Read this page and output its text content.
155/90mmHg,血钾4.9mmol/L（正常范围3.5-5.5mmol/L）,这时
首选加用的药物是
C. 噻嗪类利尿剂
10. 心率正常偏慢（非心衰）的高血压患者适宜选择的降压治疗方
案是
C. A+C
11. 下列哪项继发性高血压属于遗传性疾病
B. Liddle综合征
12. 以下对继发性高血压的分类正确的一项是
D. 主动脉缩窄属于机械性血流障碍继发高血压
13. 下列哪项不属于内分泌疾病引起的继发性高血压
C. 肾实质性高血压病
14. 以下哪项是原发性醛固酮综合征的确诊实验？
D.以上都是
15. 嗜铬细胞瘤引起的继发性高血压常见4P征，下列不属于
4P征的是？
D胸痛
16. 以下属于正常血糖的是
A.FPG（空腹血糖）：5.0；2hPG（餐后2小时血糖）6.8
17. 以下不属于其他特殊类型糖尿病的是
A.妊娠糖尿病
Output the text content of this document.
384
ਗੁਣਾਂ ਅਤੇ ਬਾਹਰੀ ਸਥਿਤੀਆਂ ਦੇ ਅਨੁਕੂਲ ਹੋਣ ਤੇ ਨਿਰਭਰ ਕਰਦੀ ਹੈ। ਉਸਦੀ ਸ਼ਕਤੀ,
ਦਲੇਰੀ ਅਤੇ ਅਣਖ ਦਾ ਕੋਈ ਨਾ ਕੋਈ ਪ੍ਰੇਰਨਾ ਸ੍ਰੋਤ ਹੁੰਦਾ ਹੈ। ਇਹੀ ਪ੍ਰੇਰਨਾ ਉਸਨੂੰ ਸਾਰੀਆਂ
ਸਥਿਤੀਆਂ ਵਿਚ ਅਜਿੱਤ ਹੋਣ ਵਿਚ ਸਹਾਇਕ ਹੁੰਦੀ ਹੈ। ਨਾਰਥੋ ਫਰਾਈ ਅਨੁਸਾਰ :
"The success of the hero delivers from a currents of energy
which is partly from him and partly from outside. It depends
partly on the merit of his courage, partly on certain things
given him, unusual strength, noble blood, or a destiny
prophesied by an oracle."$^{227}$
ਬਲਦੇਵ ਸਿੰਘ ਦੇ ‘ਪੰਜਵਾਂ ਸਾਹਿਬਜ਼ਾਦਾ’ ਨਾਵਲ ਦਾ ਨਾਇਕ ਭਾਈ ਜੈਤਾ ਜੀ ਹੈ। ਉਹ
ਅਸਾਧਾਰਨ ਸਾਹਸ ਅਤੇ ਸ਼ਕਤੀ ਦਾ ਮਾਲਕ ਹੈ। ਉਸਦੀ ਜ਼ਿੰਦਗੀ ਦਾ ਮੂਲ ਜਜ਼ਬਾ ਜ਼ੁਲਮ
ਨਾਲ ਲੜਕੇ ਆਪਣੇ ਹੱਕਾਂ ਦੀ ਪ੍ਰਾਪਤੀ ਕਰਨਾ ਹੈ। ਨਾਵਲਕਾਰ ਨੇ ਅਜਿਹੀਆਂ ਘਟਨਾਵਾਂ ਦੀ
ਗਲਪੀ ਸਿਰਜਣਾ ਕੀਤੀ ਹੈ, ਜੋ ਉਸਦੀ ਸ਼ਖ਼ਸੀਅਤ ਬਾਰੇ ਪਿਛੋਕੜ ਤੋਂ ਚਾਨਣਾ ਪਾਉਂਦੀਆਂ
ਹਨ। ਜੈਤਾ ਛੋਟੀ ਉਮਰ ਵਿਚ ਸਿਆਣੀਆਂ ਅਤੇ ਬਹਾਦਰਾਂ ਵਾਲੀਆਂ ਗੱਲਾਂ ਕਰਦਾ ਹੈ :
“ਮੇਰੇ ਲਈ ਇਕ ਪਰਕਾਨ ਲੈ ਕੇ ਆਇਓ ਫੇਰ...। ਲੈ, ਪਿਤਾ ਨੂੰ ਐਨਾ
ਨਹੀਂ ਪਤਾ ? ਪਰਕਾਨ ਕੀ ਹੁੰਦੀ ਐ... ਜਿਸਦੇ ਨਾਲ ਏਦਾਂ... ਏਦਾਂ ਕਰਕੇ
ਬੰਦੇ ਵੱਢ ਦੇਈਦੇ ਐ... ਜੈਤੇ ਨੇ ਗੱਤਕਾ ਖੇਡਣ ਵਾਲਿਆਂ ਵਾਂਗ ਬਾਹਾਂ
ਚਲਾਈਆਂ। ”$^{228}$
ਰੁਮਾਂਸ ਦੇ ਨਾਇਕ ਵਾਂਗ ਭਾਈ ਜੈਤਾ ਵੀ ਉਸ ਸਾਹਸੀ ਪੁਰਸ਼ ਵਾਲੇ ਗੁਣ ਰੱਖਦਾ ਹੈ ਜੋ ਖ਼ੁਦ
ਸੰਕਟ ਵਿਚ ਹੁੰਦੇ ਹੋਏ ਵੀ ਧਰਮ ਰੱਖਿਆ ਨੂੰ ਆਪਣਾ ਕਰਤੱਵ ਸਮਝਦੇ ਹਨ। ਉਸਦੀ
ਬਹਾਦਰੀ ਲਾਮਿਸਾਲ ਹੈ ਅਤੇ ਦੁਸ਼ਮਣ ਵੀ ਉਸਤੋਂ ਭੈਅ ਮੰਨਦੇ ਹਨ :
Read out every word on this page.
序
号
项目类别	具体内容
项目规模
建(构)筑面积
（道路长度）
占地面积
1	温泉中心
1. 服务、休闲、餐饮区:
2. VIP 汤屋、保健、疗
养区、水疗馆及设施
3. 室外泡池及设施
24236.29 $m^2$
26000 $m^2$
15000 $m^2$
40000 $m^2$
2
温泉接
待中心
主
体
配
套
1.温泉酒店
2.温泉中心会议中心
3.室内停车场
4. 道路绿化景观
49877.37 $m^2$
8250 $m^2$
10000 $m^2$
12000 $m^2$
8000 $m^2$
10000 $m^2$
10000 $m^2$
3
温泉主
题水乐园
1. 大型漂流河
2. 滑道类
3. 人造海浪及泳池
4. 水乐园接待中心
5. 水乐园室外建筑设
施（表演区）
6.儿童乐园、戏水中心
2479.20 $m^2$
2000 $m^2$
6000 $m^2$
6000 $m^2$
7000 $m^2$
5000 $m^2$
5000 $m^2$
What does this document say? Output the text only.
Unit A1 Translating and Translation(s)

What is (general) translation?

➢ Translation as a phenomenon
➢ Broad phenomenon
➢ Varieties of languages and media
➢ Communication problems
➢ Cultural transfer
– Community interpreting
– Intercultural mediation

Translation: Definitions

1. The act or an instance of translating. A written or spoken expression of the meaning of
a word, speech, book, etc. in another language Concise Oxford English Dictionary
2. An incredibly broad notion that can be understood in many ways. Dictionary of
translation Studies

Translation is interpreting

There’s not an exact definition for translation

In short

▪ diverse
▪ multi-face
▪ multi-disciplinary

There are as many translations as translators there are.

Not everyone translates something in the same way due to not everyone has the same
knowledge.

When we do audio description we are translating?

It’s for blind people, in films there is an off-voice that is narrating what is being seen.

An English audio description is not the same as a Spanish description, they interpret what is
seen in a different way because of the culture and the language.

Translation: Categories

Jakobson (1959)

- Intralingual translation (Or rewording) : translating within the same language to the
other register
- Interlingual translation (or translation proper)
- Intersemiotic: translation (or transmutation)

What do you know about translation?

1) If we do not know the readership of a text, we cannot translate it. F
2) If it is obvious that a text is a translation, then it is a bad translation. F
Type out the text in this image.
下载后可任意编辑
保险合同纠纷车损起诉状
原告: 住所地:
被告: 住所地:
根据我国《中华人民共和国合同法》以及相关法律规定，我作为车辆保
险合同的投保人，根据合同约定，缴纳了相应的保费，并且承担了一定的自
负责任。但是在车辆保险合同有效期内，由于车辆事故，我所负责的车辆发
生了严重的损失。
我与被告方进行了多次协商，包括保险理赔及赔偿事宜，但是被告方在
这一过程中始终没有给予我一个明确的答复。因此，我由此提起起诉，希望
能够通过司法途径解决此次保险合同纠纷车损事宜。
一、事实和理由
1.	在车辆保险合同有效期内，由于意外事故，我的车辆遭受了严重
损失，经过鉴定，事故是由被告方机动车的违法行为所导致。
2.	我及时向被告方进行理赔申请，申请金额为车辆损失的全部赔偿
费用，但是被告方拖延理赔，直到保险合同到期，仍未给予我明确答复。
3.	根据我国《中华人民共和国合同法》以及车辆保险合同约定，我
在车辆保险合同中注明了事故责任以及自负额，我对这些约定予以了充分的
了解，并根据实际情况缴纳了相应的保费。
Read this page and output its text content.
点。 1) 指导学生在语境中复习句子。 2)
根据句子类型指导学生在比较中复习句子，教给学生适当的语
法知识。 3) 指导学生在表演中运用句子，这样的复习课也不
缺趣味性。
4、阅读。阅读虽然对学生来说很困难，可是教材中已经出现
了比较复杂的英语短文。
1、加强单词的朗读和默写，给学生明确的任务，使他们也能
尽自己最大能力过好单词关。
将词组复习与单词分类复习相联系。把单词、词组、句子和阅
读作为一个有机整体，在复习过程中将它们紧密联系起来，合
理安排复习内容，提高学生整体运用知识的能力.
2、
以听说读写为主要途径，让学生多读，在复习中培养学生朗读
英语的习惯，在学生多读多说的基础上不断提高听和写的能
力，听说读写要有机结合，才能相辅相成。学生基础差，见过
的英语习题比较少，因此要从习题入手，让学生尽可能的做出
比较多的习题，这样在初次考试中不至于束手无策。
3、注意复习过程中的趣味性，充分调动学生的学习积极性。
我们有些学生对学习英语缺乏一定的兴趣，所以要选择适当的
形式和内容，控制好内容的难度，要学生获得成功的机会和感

THE PROBLEM -> Note each line of the entries that has "document" in it, and copy those lines.

SOLUTION TO THE PROBLEM ->
Output the text content of this document.
What does this document say? Output the text only.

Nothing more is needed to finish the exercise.